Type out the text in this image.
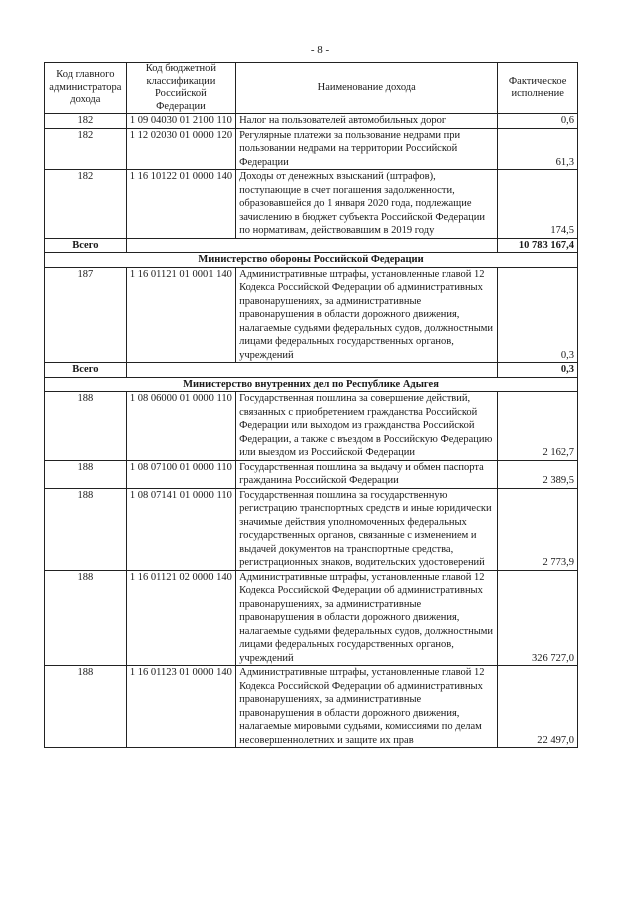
- 8 -
Код главного администратора дохода	Код бюджетной классификации Российской Федерации	Наименование дохода	Фактическое исполнение
182	1 09 04030 01 2100 110	Налог на пользователей автомобильных дорог	0,6
182	1 12 02030 01 0000 120	Регулярные платежи за пользование недрами при пользовании недрами на территории Российской Федерации	61,3
182	1 16 10122 01 0000 140	Доходы от денежных взысканий (штрафов), поступающие в счет погашения задолженности, образовавшейся до 1 января 2020 года, подлежащие зачислению в бюджет субъекта Российской Федерации по нормативам, действовавшим в 2019 году	174,5
Всего			10 783 167,4
Министерство обороны Российской Федерации			
187	1 16 01121 01 0001 140	Административные штрафы, установленные главой 12 Кодекса Российской Федерации об административных правонарушениях, за административные правонарушения в области дорожного движения, налагаемые судьями федеральных судов, должностными лицами федеральных государственных органов, учреждений	0,3
Всего			0,3
Министерство внутренних дел по Республике Адыгея			
188	1 08 06000 01 0000 110	Государственная пошлина за совершение действий, связанных с приобретением гражданства Российской Федерации или выходом из гражданства Российской Федерации, а также с въездом в Российскую Федерацию или выездом из Российской Федерации	2 162,7
188	1 08 07100 01 0000 110	Государственная пошлина за выдачу и обмен паспорта гражданина Российской Федерации	2 389,5
188	1 08 07141 01 0000 110	Государственная пошлина за государственную регистрацию транспортных средств и иные юридически значимые действия уполномоченных федеральных государственных органов, связанные с изменением и выдачей документов на транспортные средства, регистрационных знаков, водительских удостоверений	2 773,9
188	1 16 01121 02 0000 140	Административные штрафы, установленные главой 12 Кодекса Российской Федерации об административных правонарушениях, за административные правонарушения в области дорожного движения, налагаемые судьями федеральных судов, должностными лицами федеральных государственных органов, учреждений	326 727,0
188	1 16 01123 01 0000 140	Административные штрафы, установленные главой 12 Кодекса Российской Федерации об административных правонарушениях, за административные правонарушения в области дорожного движения, налагаемые мировыми судьями, комиссиями по делам несовершеннолетних и защите их прав	22 497,0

============

Instruction: Reproduce each line of the records exactly, and omit every picture.

Finished answer:
Type out the text in this image.
- 8 -
Код главного администратора дохода	Код бюджетной классификации Российской Федерации	Наименование дохода	Фактическое исполнение
182	1 09 04030 01 2100 110	Налог на пользователей автомобильных дорог	0,6
182	1 12 02030 01 0000 120	Регулярные платежи за пользование недрами при пользовании недрами на территории Российской Федерации	61,3
182	1 16 10122 01 0000 140	Доходы от денежных взысканий (штрафов), поступающие в счет погашения задолженности, образовавшейся до 1 января 2020 года, подлежащие зачислению в бюджет субъекта Российской Федерации по нормативам, действовавшим в 2019 году	174,5
Всего			10 783 167,4
Министерство обороны Российской Федерации			
187	1 16 01121 01 0001 140	Административные штрафы, установленные главой 12 Кодекса Российской Федерации об административных правонарушениях, за административные правонарушения в области дорожного движения, налагаемые судьями федеральных судов, должностными лицами федеральных государственных органов, учреждений	0,3
Всего			0,3
Министерство внутренних дел по Республике Адыгея			
188	1 08 06000 01 0000 110	Государственная пошлина за совершение действий, связанных с приобретением гражданства Российской Федерации или выходом из гражданства Российской Федерации, а также с въездом в Российскую Федерацию или выездом из Российской Федерации	2 162,7
188	1 08 07100 01 0000 110	Государственная пошлина за выдачу и обмен паспорта гражданина Российской Федерации	2 389,5
188	1 08 07141 01 0000 110	Государственная пошлина за государственную регистрацию транспортных средств и иные юридически значимые действия уполномоченных федеральных государственных органов, связанные с изменением и выдачей документов на транспортные средства, регистрационных знаков, водительских удостоверений	2 773,9
188	1 16 01121 02 0000 140	Административные штрафы, установленные главой 12 Кодекса Российской Федерации об административных правонарушениях, за административные правонарушения в области дорожного движения, налагаемые судьями федеральных судов, должностными лицами федеральных государственных органов, учреждений	326 727,0
188	1 16 01123 01 0000 140	Административные штрафы, установленные главой 12 Кодекса Российской Федерации об административных правонарушениях, за административные правонарушения в области дорожного движения, налагаемые мировыми судьями, комиссиями по делам несовершеннолетних и защите их прав	22 497,0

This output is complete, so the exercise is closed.